GOAL OF THE EXERCISE -
Every line below is to be quoted exactly, with nothing added or dropped.

[begin ITEMS]

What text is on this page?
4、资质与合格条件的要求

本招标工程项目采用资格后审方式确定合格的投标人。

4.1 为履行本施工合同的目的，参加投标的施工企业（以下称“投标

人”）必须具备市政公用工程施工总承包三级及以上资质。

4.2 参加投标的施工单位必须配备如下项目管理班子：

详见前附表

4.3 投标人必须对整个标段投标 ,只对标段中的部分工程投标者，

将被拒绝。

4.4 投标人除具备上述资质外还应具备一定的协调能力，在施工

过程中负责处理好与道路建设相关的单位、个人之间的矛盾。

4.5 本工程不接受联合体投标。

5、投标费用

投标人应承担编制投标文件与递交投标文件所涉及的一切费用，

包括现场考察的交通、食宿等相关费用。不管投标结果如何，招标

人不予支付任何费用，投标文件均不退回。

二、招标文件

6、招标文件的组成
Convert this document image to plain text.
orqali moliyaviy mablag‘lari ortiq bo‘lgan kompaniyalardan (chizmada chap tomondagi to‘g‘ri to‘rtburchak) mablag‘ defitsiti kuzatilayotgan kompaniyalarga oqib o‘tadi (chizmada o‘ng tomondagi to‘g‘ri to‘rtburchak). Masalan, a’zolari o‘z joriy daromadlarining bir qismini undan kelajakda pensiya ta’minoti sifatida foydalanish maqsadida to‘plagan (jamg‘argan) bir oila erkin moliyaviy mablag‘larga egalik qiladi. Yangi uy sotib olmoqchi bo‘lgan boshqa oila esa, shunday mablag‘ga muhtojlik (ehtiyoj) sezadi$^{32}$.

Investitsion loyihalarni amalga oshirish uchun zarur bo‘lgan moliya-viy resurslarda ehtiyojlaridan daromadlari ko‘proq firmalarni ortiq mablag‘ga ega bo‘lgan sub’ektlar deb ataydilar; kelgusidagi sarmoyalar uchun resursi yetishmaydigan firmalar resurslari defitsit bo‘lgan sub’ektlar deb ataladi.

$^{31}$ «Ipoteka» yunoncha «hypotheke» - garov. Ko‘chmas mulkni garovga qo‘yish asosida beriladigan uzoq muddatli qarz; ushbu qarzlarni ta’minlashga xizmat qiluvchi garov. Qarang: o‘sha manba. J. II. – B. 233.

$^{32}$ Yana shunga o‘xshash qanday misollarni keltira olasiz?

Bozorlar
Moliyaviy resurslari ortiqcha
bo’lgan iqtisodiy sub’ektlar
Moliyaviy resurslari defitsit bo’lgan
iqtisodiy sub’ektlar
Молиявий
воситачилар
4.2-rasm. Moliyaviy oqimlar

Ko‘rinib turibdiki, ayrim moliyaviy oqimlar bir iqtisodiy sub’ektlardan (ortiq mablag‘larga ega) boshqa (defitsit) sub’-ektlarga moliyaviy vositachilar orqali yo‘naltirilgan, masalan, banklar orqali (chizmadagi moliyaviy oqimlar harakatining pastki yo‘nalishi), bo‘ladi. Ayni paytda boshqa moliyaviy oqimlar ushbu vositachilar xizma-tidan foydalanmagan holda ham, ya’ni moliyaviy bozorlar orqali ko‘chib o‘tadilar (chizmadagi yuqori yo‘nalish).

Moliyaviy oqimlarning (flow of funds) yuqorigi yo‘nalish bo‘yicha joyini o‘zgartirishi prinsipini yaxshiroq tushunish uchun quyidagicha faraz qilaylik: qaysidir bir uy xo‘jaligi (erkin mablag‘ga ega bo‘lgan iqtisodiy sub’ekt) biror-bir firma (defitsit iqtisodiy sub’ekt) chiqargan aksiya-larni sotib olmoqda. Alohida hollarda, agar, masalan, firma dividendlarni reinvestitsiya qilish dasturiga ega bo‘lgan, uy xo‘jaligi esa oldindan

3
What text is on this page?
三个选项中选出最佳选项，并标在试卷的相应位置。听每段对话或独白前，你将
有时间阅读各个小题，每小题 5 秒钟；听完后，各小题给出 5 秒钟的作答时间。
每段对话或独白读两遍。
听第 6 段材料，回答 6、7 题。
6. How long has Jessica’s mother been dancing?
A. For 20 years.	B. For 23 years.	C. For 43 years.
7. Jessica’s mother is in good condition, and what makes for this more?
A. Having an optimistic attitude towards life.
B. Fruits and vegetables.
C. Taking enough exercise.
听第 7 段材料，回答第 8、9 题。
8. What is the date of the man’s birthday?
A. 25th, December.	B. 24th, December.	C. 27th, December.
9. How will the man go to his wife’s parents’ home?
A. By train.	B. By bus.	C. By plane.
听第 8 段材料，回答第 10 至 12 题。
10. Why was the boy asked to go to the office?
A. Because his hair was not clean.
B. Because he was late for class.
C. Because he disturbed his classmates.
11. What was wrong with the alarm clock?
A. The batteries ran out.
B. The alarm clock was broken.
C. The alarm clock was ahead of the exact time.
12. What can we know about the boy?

[end ITEMS]

ANSWER FOR THIS EXERCISE -
What text is on this page?
4、资质与合格条件的要求

本招标工程项目采用资格后审方式确定合格的投标人。

4.1 为履行本施工合同的目的，参加投标的施工企业（以下称“投标

人”）必须具备市政公用工程施工总承包三级及以上资质。

4.2 参加投标的施工单位必须配备如下项目管理班子：

详见前附表

4.3 投标人必须对整个标段投标 ,只对标段中的部分工程投标者，

将被拒绝。

4.4 投标人除具备上述资质外还应具备一定的协调能力，在施工

过程中负责处理好与道路建设相关的单位、个人之间的矛盾。

4.5 本工程不接受联合体投标。

5、投标费用

投标人应承担编制投标文件与递交投标文件所涉及的一切费用，

包括现场考察的交通、食宿等相关费用。不管投标结果如何，招标

人不予支付任何费用，投标文件均不退回。

二、招标文件

6、招标文件的组成
Convert this document image to plain text.
orqali moliyaviy mablag‘lari ortiq bo‘lgan kompaniyalardan (chizmada chap tomondagi to‘g‘ri to‘rtburchak) mablag‘ defitsiti kuzatilayotgan kompaniyalarga oqib o‘tadi (chizmada o‘ng tomondagi to‘g‘ri to‘rtburchak). Masalan, a’zolari o‘z joriy daromadlarining bir qismini undan kelajakda pensiya ta’minoti sifatida foydalanish maqsadida to‘plagan (jamg‘argan) bir oila erkin moliyaviy mablag‘larga egalik qiladi. Yangi uy sotib olmoqchi bo‘lgan boshqa oila esa, shunday mablag‘ga muhtojlik (ehtiyoj) sezadi$^{32}$.

Investitsion loyihalarni amalga oshirish uchun zarur bo‘lgan moliya-viy resurslarda ehtiyojlaridan daromadlari ko‘proq firmalarni ortiq mablag‘ga ega bo‘lgan sub’ektlar deb ataydilar; kelgusidagi sarmoyalar uchun resursi yetishmaydigan firmalar resurslari defitsit bo‘lgan sub’ektlar deb ataladi.

$^{31}$ «Ipoteka» yunoncha «hypotheke» - garov. Ko‘chmas mulkni garovga qo‘yish asosida beriladigan uzoq muddatli qarz; ushbu qarzlarni ta’minlashga xizmat qiluvchi garov. Qarang: o‘sha manba. J. II. – B. 233.

$^{32}$ Yana shunga o‘xshash qanday misollarni keltira olasiz?

Bozorlar
Moliyaviy resurslari ortiqcha
bo’lgan iqtisodiy sub’ektlar
Moliyaviy resurslari defitsit bo’lgan
iqtisodiy sub’ektlar
Молиявий
воситачилар
4.2-rasm. Moliyaviy oqimlar

Ko‘rinib turibdiki, ayrim moliyaviy oqimlar bir iqtisodiy sub’ektlardan (ortiq mablag‘larga ega) boshqa (defitsit) sub’-ektlarga moliyaviy vositachilar orqali yo‘naltirilgan, masalan, banklar orqali (chizmadagi moliyaviy oqimlar harakatining pastki yo‘nalishi), bo‘ladi. Ayni paytda boshqa moliyaviy oqimlar ushbu vositachilar xizma-tidan foydalanmagan holda ham, ya’ni moliyaviy bozorlar orqali ko‘chib o‘tadilar (chizmadagi yuqori yo‘nalish).

Moliyaviy oqimlarning (flow of funds) yuqorigi yo‘nalish bo‘yicha joyini o‘zgartirishi prinsipini yaxshiroq tushunish uchun quyidagicha faraz qilaylik: qaysidir bir uy xo‘jaligi (erkin mablag‘ga ega bo‘lgan iqtisodiy sub’ekt) biror-bir firma (defitsit iqtisodiy sub’ekt) chiqargan aksiya-larni sotib olmoqda. Alohida hollarda, agar, masalan, firma dividendlarni reinvestitsiya qilish dasturiga ega bo‘lgan, uy xo‘jaligi esa oldindan

3
What text is on this page?
三个选项中选出最佳选项，并标在试卷的相应位置。听每段对话或独白前，你将
有时间阅读各个小题，每小题 5 秒钟；听完后，各小题给出 5 秒钟的作答时间。
每段对话或独白读两遍。
听第 6 段材料，回答 6、7 题。
6. How long has Jessica’s mother been dancing?
A. For 20 years.	B. For 23 years.	C. For 43 years.
7. Jessica’s mother is in good condition, and what makes for this more?
A. Having an optimistic attitude towards life.
B. Fruits and vegetables.
C. Taking enough exercise.
听第 7 段材料，回答第 8、9 题。
8. What is the date of the man’s birthday?
A. 25th, December.	B. 24th, December.	C. 27th, December.
9. How will the man go to his wife’s parents’ home?
A. By train.	B. By bus.	C. By plane.
听第 8 段材料，回答第 10 至 12 题。
10. Why was the boy asked to go to the office?
A. Because his hair was not clean.
B. Because he was late for class.
C. Because he disturbed his classmates.
11. What was wrong with the alarm clock?
A. The batteries ran out.
B. The alarm clock was broken.
C. The alarm clock was ahead of the exact time.
12. What can we know about the boy?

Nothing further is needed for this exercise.